Goal: Look through the material below for "name". Copy every line that contains it.

Chart and figure data
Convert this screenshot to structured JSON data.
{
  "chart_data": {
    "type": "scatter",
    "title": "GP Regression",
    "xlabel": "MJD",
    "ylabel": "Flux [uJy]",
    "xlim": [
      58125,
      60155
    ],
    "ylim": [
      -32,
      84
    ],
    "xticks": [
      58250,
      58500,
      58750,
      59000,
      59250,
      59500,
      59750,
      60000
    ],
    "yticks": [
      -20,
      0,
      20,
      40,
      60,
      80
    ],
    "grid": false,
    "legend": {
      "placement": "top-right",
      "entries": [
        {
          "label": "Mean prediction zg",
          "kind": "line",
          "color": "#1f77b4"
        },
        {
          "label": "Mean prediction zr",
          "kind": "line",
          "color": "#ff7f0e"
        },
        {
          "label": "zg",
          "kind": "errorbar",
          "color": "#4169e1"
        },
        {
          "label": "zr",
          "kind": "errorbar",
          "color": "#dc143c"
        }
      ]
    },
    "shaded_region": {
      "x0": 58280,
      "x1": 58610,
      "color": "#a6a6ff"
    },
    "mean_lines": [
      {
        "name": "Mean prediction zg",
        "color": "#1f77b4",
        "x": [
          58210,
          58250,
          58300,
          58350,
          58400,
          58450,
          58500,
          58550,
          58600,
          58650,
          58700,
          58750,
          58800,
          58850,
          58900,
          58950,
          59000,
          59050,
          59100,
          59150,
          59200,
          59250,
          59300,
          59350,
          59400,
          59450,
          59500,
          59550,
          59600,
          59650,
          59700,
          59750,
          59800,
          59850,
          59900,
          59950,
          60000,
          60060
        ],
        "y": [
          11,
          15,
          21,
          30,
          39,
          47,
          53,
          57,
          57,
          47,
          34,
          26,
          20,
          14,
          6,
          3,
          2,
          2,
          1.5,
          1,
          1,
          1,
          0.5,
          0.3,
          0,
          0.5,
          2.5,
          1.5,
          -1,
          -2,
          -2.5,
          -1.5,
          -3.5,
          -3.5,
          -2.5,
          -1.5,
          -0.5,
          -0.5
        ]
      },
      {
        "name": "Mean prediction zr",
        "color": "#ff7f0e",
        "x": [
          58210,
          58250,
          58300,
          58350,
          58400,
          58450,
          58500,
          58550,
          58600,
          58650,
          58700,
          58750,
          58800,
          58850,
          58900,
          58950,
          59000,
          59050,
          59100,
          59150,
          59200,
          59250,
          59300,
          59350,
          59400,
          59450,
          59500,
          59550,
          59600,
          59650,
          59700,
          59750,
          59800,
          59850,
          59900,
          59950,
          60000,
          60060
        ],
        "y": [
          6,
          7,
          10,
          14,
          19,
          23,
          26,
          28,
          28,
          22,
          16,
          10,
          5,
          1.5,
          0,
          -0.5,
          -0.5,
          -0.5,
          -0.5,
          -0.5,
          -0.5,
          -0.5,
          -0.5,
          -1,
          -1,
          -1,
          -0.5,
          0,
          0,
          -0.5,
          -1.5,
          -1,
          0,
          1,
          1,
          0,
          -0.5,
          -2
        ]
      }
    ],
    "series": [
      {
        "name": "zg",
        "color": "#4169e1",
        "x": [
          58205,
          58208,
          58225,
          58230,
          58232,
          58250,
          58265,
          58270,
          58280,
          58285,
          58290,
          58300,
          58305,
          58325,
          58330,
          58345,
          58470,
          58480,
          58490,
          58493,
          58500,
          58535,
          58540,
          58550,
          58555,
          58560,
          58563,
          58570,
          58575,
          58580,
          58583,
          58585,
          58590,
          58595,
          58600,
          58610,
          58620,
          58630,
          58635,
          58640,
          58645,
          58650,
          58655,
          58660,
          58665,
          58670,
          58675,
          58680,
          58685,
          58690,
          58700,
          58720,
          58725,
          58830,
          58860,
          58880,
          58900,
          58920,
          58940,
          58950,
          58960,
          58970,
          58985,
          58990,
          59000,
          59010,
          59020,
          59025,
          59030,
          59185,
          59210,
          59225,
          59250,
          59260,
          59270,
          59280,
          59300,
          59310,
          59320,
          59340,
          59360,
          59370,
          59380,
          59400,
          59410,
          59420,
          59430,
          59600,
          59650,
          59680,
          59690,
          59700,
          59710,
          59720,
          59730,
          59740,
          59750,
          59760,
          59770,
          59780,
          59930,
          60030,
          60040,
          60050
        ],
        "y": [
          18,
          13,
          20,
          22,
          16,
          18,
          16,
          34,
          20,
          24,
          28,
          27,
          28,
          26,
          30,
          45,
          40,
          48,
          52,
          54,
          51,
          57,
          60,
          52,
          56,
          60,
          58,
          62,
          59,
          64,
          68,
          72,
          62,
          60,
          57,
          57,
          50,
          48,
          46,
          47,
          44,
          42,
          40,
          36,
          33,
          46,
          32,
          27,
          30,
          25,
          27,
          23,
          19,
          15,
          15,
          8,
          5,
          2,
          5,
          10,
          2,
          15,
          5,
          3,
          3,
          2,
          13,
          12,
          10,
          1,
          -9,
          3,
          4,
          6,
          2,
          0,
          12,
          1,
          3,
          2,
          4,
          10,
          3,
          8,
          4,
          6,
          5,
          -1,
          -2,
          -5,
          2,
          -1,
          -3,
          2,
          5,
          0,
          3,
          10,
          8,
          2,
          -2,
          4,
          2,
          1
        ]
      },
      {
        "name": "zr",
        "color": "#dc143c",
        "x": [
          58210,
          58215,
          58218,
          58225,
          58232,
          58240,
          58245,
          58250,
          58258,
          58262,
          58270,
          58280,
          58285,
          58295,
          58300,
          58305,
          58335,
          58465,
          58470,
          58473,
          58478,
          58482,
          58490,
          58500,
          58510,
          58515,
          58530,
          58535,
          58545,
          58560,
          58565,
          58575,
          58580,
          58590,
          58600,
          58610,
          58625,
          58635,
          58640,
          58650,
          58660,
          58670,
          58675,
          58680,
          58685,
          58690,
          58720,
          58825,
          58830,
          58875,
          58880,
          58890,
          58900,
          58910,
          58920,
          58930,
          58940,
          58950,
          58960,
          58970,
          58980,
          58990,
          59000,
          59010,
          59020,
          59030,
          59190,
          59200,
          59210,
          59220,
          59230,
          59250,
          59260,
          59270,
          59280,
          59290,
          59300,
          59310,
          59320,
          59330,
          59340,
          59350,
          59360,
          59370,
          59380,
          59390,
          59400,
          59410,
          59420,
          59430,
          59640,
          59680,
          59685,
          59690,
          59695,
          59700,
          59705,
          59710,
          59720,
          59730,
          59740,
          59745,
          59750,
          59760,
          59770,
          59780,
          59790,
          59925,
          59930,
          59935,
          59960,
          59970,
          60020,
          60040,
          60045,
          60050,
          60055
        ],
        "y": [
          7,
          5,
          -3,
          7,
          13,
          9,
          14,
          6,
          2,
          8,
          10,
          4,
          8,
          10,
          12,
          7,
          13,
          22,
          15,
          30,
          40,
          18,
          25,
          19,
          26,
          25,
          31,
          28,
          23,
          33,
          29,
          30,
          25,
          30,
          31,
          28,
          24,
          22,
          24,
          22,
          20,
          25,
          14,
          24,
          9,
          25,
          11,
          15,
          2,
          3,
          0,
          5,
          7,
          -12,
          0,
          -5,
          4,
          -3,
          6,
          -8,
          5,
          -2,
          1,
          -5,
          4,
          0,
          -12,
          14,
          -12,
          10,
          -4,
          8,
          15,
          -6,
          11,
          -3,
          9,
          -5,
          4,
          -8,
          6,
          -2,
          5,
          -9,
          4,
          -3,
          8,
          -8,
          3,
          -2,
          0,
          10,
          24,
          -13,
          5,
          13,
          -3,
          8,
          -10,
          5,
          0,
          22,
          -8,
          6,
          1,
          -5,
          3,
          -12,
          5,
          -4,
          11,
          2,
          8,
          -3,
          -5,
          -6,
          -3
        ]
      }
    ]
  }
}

Solved exercise:
        "name": "Mean prediction zg",
        "name": "Mean prediction zr",
        "name": "zg",
        "name": "zr",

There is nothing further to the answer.